→ **MATERIALS PROVIDED**

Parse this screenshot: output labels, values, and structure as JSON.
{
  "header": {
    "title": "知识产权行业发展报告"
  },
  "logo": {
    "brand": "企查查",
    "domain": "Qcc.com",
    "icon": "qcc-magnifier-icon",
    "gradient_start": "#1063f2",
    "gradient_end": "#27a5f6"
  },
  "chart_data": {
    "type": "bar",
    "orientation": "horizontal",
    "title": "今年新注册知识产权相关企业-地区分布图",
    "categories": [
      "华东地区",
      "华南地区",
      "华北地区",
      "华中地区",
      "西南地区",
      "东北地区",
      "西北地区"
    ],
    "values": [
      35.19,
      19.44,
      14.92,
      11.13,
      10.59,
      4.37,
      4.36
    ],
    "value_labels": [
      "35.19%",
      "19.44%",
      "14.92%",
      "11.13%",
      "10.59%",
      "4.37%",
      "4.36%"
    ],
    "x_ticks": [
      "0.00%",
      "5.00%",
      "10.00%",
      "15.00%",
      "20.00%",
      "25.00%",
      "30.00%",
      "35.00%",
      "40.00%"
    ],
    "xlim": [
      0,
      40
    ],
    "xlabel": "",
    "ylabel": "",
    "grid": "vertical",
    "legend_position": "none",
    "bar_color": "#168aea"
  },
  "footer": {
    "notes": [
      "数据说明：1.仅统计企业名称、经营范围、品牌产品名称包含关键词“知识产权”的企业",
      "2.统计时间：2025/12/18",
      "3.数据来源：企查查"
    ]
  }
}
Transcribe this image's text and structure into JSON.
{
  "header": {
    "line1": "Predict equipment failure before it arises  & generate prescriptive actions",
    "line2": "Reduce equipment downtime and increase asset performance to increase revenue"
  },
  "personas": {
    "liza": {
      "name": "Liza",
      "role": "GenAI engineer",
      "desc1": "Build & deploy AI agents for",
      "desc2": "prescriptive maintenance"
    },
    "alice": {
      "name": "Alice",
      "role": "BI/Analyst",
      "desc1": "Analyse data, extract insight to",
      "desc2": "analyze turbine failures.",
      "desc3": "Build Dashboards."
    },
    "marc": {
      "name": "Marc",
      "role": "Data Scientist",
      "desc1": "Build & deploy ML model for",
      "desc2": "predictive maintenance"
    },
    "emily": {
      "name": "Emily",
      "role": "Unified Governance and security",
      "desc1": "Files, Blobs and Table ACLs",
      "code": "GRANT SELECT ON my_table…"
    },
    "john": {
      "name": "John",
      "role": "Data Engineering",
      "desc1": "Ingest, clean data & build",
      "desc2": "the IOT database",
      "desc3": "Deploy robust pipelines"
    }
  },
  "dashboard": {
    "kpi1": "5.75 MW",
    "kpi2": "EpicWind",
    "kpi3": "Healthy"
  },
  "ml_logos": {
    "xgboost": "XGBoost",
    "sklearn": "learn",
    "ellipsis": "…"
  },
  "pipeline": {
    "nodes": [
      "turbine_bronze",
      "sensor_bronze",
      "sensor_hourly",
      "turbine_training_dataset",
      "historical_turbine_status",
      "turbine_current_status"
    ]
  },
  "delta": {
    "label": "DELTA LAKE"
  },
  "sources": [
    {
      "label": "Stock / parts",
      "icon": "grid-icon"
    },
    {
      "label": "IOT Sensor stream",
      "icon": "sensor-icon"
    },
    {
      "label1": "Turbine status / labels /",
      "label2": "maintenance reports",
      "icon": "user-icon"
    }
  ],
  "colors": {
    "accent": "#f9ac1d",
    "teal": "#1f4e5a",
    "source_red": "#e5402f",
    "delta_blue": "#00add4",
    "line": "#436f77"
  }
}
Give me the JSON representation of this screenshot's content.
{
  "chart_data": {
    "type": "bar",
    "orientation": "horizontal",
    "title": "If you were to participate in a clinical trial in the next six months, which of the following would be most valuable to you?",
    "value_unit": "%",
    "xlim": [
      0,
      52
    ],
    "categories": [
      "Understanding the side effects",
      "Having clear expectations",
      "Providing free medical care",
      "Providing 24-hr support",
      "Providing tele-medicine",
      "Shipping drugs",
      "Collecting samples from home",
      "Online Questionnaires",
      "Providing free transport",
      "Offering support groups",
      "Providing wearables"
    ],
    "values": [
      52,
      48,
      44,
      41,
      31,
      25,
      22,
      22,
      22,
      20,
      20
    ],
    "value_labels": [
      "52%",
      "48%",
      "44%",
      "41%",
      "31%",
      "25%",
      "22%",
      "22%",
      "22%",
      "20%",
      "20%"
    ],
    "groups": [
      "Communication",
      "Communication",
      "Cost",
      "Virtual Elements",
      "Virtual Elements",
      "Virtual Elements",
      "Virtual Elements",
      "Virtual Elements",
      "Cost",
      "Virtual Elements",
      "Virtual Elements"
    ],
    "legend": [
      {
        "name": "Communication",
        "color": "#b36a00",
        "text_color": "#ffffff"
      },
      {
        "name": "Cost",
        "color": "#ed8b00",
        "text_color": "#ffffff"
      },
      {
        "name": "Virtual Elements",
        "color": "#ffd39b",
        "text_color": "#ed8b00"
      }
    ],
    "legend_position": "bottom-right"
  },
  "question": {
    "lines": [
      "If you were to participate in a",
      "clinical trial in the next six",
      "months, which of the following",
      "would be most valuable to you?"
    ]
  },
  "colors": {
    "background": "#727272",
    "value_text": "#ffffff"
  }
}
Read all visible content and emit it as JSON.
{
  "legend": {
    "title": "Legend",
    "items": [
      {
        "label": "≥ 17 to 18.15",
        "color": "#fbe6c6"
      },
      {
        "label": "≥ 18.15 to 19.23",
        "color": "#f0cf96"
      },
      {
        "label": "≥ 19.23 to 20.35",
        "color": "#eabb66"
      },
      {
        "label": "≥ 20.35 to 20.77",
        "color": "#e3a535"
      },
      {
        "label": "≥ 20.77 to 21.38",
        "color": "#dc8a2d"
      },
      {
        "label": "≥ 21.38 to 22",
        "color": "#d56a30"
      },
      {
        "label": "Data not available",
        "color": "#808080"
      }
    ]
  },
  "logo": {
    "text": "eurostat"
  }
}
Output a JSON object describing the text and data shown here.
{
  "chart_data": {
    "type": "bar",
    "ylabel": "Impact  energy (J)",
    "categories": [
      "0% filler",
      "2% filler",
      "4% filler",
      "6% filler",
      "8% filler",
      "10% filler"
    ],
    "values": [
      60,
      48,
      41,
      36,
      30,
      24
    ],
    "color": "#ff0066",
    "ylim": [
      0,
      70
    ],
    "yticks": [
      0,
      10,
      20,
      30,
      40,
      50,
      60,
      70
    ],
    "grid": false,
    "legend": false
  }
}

→ **PROBLEM DESCRIPTION**
Return all of the entries exactly as written.

→ **FINISHED TASK**
Parse this screenshot: output labels, values, and structure as JSON.
{
  "header": {
    "title": "知识产权行业发展报告"
  },
  "logo": {
    "brand": "企查查",
    "domain": "Qcc.com",
    "icon": "qcc-magnifier-icon",
    "gradient_start": "#1063f2",
    "gradient_end": "#27a5f6"
  },
  "chart_data": {
    "type": "bar",
    "orientation": "horizontal",
    "title": "今年新注册知识产权相关企业-地区分布图",
    "categories": [
      "华东地区",
      "华南地区",
      "华北地区",
      "华中地区",
      "西南地区",
      "东北地区",
      "西北地区"
    ],
    "values": [
      35.19,
      19.44,
      14.92,
      11.13,
      10.59,
      4.37,
      4.36
    ],
    "value_labels": [
      "35.19%",
      "19.44%",
      "14.92%",
      "11.13%",
      "10.59%",
      "4.37%",
      "4.36%"
    ],
    "x_ticks": [
      "0.00%",
      "5.00%",
      "10.00%",
      "15.00%",
      "20.00%",
      "25.00%",
      "30.00%",
      "35.00%",
      "40.00%"
    ],
    "xlim": [
      0,
      40
    ],
    "xlabel": "",
    "ylabel": "",
    "grid": "vertical",
    "legend_position": "none",
    "bar_color": "#168aea"
  },
  "footer": {
    "notes": [
      "数据说明：1.仅统计企业名称、经营范围、品牌产品名称包含关键词“知识产权”的企业",
      "2.统计时间：2025/12/18",
      "3.数据来源：企查查"
    ]
  }
}
Transcribe this image's text and structure into JSON.
{
  "header": {
    "line1": "Predict equipment failure before it arises  & generate prescriptive actions",
    "line2": "Reduce equipment downtime and increase asset performance to increase revenue"
  },
  "personas": {
    "liza": {
      "name": "Liza",
      "role": "GenAI engineer",
      "desc1": "Build & deploy AI agents for",
      "desc2": "prescriptive maintenance"
    },
    "alice": {
      "name": "Alice",
      "role": "BI/Analyst",
      "desc1": "Analyse data, extract insight to",
      "desc2": "analyze turbine failures.",
      "desc3": "Build Dashboards."
    },
    "marc": {
      "name": "Marc",
      "role": "Data Scientist",
      "desc1": "Build & deploy ML model for",
      "desc2": "predictive maintenance"
    },
    "emily": {
      "name": "Emily",
      "role": "Unified Governance and security",
      "desc1": "Files, Blobs and Table ACLs",
      "code": "GRANT SELECT ON my_table…"
    },
    "john": {
      "name": "John",
      "role": "Data Engineering",
      "desc1": "Ingest, clean data & build",
      "desc2": "the IOT database",
      "desc3": "Deploy robust pipelines"
    }
  },
  "dashboard": {
    "kpi1": "5.75 MW",
    "kpi2": "EpicWind",
    "kpi3": "Healthy"
  },
  "ml_logos": {
    "xgboost": "XGBoost",
    "sklearn": "learn",
    "ellipsis": "…"
  },
  "pipeline": {
    "nodes": [
      "turbine_bronze",
      "sensor_bronze",
      "sensor_hourly",
      "turbine_training_dataset",
      "historical_turbine_status",
      "turbine_current_status"
    ]
  },
  "delta": {
    "label": "DELTA LAKE"
  },
  "sources": [
    {
      "label": "Stock / parts",
      "icon": "grid-icon"
    },
    {
      "label": "IOT Sensor stream",
      "icon": "sensor-icon"
    },
    {
      "label1": "Turbine status / labels /",
      "label2": "maintenance reports",
      "icon": "user-icon"
    }
  ],
  "colors": {
    "accent": "#f9ac1d",
    "teal": "#1f4e5a",
    "source_red": "#e5402f",
    "delta_blue": "#00add4",
    "line": "#436f77"
  }
}
Give me the JSON representation of this screenshot's content.
{
  "chart_data": {
    "type": "bar",
    "orientation": "horizontal",
    "title": "If you were to participate in a clinical trial in the next six months, which of the following would be most valuable to you?",
    "value_unit": "%",
    "xlim": [
      0,
      52
    ],
    "categories": [
      "Understanding the side effects",
      "Having clear expectations",
      "Providing free medical care",
      "Providing 24-hr support",
      "Providing tele-medicine",
      "Shipping drugs",
      "Collecting samples from home",
      "Online Questionnaires",
      "Providing free transport",
      "Offering support groups",
      "Providing wearables"
    ],
    "values": [
      52,
      48,
      44,
      41,
      31,
      25,
      22,
      22,
      22,
      20,
      20
    ],
    "value_labels": [
      "52%",
      "48%",
      "44%",
      "41%",
      "31%",
      "25%",
      "22%",
      "22%",
      "22%",
      "20%",
      "20%"
    ],
    "groups": [
      "Communication",
      "Communication",
      "Cost",
      "Virtual Elements",
      "Virtual Elements",
      "Virtual Elements",
      "Virtual Elements",
      "Virtual Elements",
      "Cost",
      "Virtual Elements",
      "Virtual Elements"
    ],
    "legend": [
      {
        "name": "Communication",
        "color": "#b36a00",
        "text_color": "#ffffff"
      },
      {
        "name": "Cost",
        "color": "#ed8b00",
        "text_color": "#ffffff"
      },
      {
        "name": "Virtual Elements",
        "color": "#ffd39b",
        "text_color": "#ed8b00"
      }
    ],
    "legend_position": "bottom-right"
  },
  "question": {
    "lines": [
      "If you were to participate in a",
      "clinical trial in the next six",
      "months, which of the following",
      "would be most valuable to you?"
    ]
  },
  "colors": {
    "background": "#727272",
    "value_text": "#ffffff"
  }
}
Read all visible content and emit it as JSON.
{
  "legend": {
    "title": "Legend",
    "items": [
      {
        "label": "≥ 17 to 18.15",
        "color": "#fbe6c6"
      },
      {
        "label": "≥ 18.15 to 19.23",
        "color": "#f0cf96"
      },
      {
        "label": "≥ 19.23 to 20.35",
        "color": "#eabb66"
      },
      {
        "label": "≥ 20.35 to 20.77",
        "color": "#e3a535"
      },
      {
        "label": "≥ 20.77 to 21.38",
        "color": "#dc8a2d"
      },
      {
        "label": "≥ 21.38 to 22",
        "color": "#d56a30"
      },
      {
        "label": "Data not available",
        "color": "#808080"
      }
    ]
  },
  "logo": {
    "text": "eurostat"
  }
}
Output a JSON object describing the text and data shown here.
{
  "chart_data": {
    "type": "bar",
    "ylabel": "Impact  energy (J)",
    "categories": [
      "0% filler",
      "2% filler",
      "4% filler",
      "6% filler",
      "8% filler",
      "10% filler"
    ],
    "values": [
      60,
      48,
      41,
      36,
      30,
      24
    ],
    "color": "#ff0066",
    "ylim": [
      0,
      70
    ],
    "yticks": [
      0,
      10,
      20,
      30,
      40,
      50,
      60,
      70
    ],
    "grid": false,
    "legend": false
  }
}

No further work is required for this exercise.